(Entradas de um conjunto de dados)
=-=-=

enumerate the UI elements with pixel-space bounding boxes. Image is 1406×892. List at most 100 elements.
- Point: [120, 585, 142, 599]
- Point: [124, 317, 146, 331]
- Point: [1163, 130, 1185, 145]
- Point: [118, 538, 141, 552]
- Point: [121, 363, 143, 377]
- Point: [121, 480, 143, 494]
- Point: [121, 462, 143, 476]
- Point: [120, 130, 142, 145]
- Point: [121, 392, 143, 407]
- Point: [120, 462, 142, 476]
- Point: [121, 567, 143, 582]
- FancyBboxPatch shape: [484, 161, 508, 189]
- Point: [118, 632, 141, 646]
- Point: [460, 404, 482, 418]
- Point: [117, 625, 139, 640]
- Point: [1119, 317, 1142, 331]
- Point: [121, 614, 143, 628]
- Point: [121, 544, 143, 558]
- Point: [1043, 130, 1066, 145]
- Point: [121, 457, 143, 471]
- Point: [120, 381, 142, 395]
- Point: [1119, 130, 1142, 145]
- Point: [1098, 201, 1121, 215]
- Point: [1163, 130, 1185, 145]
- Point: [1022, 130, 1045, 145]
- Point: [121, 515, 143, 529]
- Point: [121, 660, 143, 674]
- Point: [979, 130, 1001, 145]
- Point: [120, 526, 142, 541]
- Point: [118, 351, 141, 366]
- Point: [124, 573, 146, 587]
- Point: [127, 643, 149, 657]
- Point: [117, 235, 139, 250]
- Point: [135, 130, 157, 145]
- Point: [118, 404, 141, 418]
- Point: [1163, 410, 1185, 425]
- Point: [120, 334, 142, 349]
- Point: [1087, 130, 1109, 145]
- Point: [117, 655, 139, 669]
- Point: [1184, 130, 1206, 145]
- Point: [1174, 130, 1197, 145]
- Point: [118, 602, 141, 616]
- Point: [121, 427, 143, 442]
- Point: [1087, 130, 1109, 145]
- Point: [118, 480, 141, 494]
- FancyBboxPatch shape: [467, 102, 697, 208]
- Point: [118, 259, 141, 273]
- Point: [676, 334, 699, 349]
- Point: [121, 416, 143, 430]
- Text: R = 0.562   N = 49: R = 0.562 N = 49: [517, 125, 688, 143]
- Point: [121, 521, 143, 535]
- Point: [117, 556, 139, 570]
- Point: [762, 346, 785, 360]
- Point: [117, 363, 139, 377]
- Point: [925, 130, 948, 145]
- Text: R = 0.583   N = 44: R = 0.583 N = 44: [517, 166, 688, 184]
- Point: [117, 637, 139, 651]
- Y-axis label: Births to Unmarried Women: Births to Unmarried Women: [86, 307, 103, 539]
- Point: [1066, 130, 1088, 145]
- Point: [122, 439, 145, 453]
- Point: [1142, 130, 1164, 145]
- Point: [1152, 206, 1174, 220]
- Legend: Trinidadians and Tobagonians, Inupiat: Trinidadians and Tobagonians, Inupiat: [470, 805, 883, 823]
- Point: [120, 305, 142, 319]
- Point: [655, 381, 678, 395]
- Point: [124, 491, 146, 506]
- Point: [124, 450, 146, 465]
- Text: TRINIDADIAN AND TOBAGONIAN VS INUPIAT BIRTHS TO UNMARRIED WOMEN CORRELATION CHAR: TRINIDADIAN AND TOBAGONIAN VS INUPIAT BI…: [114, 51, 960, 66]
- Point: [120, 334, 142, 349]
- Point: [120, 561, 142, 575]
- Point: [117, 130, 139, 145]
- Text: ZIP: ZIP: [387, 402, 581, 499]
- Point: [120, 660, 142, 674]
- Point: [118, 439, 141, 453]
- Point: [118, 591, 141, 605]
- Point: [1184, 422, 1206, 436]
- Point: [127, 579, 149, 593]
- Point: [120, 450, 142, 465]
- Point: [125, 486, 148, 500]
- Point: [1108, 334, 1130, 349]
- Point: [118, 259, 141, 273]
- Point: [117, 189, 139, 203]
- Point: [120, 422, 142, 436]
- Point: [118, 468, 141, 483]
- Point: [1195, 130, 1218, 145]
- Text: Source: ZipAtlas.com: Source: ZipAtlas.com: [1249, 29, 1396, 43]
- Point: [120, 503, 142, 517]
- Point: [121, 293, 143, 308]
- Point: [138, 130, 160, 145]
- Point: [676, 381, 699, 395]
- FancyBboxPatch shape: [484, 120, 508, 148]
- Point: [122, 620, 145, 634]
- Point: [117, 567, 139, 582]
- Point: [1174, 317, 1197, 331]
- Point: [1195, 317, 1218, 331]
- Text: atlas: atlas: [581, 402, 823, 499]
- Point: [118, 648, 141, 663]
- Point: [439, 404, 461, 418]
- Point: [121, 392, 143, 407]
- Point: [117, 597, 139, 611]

=-=-=

Extraia da listagem acima todas as linhas em que aparece a palavra "shape".

- FancyBboxPatch shape: [484, 161, 508, 189]
- FancyBboxPatch shape: [467, 102, 697, 208]
- FancyBboxPatch shape: [484, 120, 508, 148]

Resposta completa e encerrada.